Each entry that follows is to be retyped exactly. Pictures do not belong in the copy.

──────── Data provided

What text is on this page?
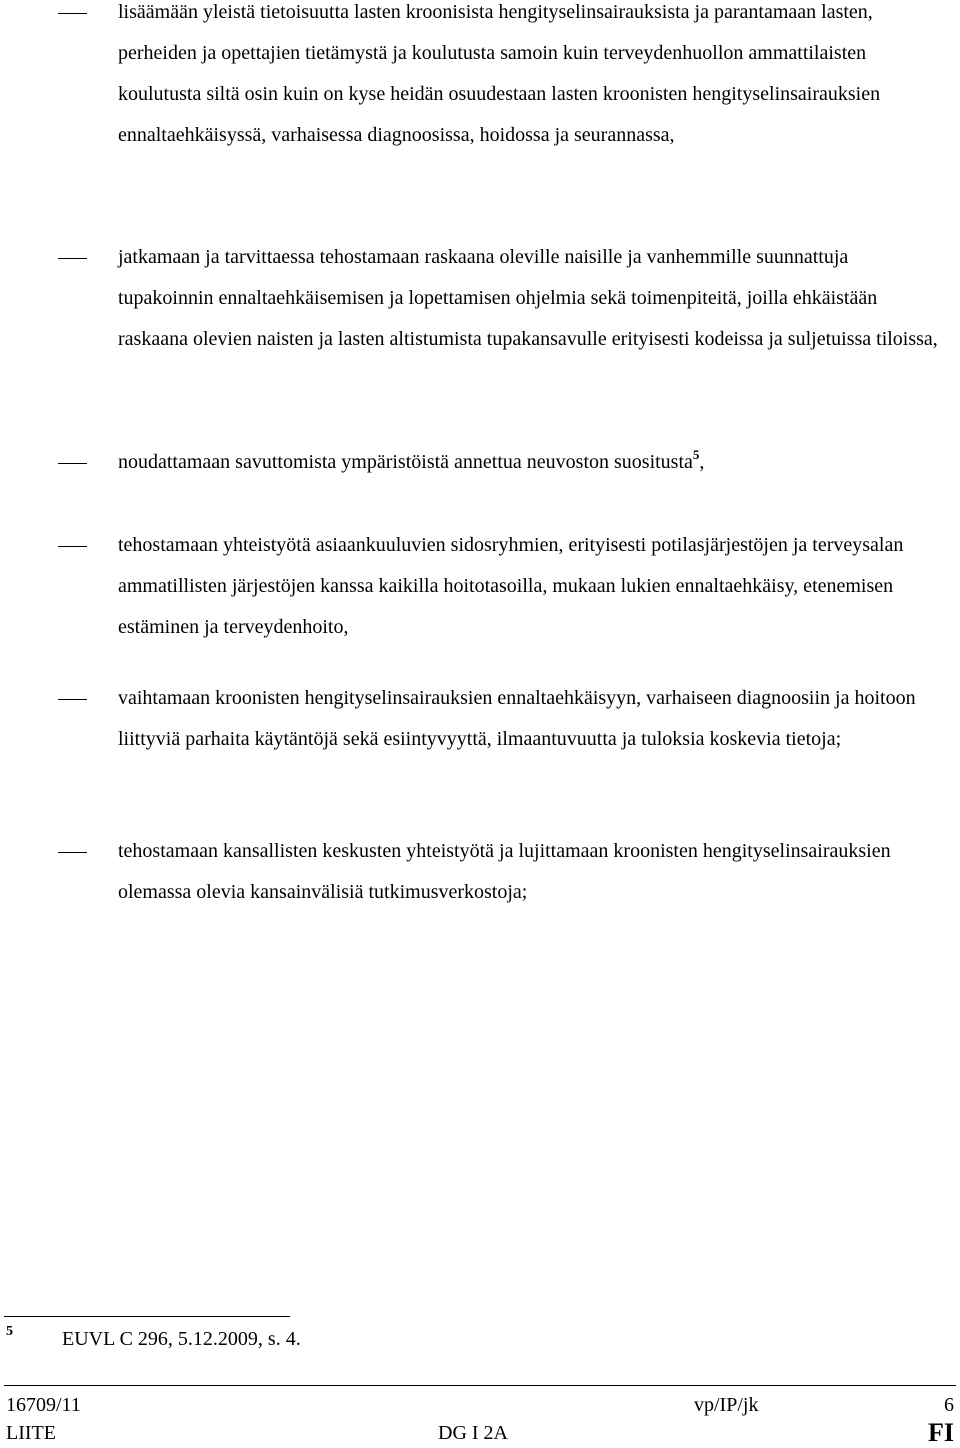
lisäämään yleistä tietoisuutta lasten kroonisista hengityselinsairauksista ja parantamaan lasten, perheiden ja opettajien tietämystä ja koulutusta samoin kuin terveydenhuollon ammattilaisten koulutusta siltä osin kuin on kyse heidän osuudestaan lasten kroonisten hengityselinsairauksien ennaltaehkäisyssä, varhaisessa diagnoosissa, hoidossa ja seurannassa,
jatkamaan ja tarvittaessa tehostamaan raskaana oleville naisille ja vanhemmille suunnattuja tupakoinnin ennaltaehkäisemisen ja lopettamisen ohjelmia sekä toimenpiteitä, joilla ehkäistään raskaana olevien naisten ja lasten altistumista tupakansavulle erityisesti kodeissa ja suljetuissa tiloissa,
noudattamaan savuttomista ympäristöistä annettua neuvoston suositusta$^5$,
tehostamaan yhteistyötä asiaankuuluvien sidosryhmien, erityisesti potilasjärjestöjen ja terveysalan ammatillisten järjestöjen kanssa kaikilla hoitotasoilla, mukaan lukien ennaltaehkäisy, etenemisen estäminen ja terveydenhoito,
vaihtamaan kroonisten hengityselinsairauksien ennaltaehkäisyyn, varhaiseen diagnoosiin ja hoitoon liittyviä parhaita käytäntöjä sekä esiintyvyyttä, ilmaantuvuutta ja tuloksia koskevia tietoja;
tehostamaan kansallisten keskusten yhteistyötä ja lujittamaan kroonisten hengityselinsairauksien olemassa olevia kansainvälisiä tutkimusverkostoja;
5 EUVL C 296, 5.12.2009, s. 4.
16709/11	vp/IP/jk	6
LIITE	DG I 2A	FI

────────────────

— Final result —
What text is on this page?
lisäämään yleistä tietoisuutta lasten kroonisista hengityselinsairauksista ja parantamaan lasten, perheiden ja opettajien tietämystä ja koulutusta samoin kuin terveydenhuollon ammattilaisten koulutusta siltä osin kuin on kyse heidän osuudestaan lasten kroonisten hengityselinsairauksien ennaltaehkäisyssä, varhaisessa diagnoosissa, hoidossa ja seurannassa,
jatkamaan ja tarvittaessa tehostamaan raskaana oleville naisille ja vanhemmille suunnattuja tupakoinnin ennaltaehkäisemisen ja lopettamisen ohjelmia sekä toimenpiteitä, joilla ehkäistään raskaana olevien naisten ja lasten altistumista tupakansavulle erityisesti kodeissa ja suljetuissa tiloissa,
noudattamaan savuttomista ympäristöistä annettua neuvoston suositusta$^5$,
tehostamaan yhteistyötä asiaankuuluvien sidosryhmien, erityisesti potilasjärjestöjen ja terveysalan ammatillisten järjestöjen kanssa kaikilla hoitotasoilla, mukaan lukien ennaltaehkäisy, etenemisen estäminen ja terveydenhoito,
vaihtamaan kroonisten hengityselinsairauksien ennaltaehkäisyyn, varhaiseen diagnoosiin ja hoitoon liittyviä parhaita käytäntöjä sekä esiintyvyyttä, ilmaantuvuutta ja tuloksia koskevia tietoja;
tehostamaan kansallisten keskusten yhteistyötä ja lujittamaan kroonisten hengityselinsairauksien olemassa olevia kansainvälisiä tutkimusverkostoja;
5 EUVL C 296, 5.12.2009, s. 4.
16709/11	vp/IP/jk	6
LIITE	DG I 2A	FI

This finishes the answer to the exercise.